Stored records
================================

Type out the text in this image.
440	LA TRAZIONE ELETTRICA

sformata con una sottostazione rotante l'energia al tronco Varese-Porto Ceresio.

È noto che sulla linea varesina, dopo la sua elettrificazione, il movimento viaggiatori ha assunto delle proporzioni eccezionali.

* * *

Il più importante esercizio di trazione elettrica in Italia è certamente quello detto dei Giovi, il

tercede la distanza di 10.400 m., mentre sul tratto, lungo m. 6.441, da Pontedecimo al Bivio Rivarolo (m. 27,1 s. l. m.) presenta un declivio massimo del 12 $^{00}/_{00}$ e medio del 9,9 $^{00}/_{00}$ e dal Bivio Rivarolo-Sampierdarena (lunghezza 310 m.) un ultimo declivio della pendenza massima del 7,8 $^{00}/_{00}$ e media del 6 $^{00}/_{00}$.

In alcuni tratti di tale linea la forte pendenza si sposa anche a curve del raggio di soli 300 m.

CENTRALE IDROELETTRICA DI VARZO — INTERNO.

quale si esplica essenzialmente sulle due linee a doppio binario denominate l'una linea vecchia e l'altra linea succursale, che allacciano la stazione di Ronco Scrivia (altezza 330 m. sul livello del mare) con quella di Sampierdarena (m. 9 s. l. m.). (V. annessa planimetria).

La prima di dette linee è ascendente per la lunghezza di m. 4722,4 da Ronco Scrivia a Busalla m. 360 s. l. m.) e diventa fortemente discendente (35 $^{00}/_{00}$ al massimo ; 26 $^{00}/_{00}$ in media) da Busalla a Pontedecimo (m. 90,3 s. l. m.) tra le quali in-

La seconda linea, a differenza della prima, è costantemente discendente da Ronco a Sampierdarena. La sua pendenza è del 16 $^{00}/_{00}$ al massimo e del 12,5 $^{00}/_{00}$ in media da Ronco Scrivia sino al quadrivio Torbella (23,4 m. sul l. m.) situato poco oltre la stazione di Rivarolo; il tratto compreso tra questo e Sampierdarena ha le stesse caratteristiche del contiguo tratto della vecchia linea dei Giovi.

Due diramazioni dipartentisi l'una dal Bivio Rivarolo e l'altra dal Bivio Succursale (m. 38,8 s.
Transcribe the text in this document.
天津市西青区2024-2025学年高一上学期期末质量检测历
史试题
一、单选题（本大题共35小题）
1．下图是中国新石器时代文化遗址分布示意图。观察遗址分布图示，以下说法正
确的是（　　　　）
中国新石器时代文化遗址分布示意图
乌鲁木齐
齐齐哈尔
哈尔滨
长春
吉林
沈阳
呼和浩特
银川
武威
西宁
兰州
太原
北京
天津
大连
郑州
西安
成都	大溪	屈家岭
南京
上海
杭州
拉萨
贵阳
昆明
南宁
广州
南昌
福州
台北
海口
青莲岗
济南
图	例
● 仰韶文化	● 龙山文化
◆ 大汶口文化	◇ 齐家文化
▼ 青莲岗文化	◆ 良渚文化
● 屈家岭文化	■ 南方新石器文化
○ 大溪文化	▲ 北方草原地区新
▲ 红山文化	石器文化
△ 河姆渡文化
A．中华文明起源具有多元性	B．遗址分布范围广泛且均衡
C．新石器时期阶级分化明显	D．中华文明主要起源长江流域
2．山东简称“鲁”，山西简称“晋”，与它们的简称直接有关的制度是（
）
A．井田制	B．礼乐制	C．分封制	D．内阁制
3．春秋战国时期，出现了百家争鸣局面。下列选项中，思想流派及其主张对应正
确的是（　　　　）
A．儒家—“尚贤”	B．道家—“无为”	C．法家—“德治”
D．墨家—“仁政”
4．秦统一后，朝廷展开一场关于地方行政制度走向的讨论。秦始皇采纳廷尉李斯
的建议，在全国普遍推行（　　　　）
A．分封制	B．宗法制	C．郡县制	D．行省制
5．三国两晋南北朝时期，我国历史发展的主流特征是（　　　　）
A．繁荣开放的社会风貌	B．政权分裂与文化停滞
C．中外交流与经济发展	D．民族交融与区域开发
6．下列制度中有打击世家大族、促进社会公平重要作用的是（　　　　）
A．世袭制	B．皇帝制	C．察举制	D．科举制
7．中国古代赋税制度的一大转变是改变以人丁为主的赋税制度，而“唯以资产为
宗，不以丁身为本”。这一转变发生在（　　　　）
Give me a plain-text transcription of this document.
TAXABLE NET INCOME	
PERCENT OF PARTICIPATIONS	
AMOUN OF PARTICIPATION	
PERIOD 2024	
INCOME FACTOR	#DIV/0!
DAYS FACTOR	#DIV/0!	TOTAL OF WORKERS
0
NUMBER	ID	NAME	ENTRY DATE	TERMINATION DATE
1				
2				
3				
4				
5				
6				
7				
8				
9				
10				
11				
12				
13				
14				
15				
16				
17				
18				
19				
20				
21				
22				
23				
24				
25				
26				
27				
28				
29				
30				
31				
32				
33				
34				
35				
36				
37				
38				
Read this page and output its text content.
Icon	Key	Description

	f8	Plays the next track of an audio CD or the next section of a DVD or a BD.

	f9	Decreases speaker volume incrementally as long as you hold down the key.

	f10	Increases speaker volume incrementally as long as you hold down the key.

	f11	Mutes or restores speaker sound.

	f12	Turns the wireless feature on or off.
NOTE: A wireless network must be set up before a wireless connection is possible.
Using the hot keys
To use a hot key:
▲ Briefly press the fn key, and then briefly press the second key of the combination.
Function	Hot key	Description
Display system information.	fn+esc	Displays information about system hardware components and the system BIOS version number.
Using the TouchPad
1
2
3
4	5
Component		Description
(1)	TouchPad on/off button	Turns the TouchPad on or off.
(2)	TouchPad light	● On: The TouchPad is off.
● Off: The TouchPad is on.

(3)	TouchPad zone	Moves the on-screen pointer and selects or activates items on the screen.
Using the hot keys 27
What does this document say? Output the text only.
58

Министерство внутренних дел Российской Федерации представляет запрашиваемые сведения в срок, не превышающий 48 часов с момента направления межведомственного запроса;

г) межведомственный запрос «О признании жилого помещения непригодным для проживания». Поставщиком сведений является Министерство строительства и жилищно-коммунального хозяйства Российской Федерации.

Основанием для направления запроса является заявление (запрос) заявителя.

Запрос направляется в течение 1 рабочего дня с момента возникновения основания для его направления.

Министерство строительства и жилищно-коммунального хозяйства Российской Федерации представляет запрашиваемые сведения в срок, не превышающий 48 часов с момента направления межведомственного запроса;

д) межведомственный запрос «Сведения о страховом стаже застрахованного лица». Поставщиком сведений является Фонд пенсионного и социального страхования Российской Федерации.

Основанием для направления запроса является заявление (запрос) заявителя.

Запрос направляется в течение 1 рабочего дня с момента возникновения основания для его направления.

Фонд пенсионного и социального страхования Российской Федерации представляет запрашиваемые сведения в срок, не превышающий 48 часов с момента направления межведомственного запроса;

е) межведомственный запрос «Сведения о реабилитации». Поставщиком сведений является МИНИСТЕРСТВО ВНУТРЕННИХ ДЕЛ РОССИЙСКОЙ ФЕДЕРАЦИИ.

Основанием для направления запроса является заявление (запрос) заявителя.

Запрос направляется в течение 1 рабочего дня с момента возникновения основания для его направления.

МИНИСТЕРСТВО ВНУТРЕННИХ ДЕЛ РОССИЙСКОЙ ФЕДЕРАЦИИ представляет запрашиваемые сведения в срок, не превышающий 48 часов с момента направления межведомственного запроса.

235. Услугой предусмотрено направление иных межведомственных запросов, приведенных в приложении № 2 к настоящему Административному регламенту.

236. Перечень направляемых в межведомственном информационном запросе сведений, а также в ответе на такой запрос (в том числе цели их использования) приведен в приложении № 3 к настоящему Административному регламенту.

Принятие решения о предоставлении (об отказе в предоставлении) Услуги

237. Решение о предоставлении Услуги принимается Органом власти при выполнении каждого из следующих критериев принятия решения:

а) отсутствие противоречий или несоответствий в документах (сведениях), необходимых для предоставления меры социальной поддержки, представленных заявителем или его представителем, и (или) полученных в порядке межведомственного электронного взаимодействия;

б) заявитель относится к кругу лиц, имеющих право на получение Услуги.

================================

● What you should do: In the records above, locate each line with the word "настоящему". Copy all such lines.

● Result for this exercise:
235. Услугой предусмотрено направление иных межведомственных запросов, приведенных в приложении № 2 к настоящему Административному регламенту.
236. Перечень направляемых в межведомственном информационном запросе сведений, а также в ответе на такой запрос (в том числе цели их использования) приведен в приложении № 3 к настоящему Административному регламенту.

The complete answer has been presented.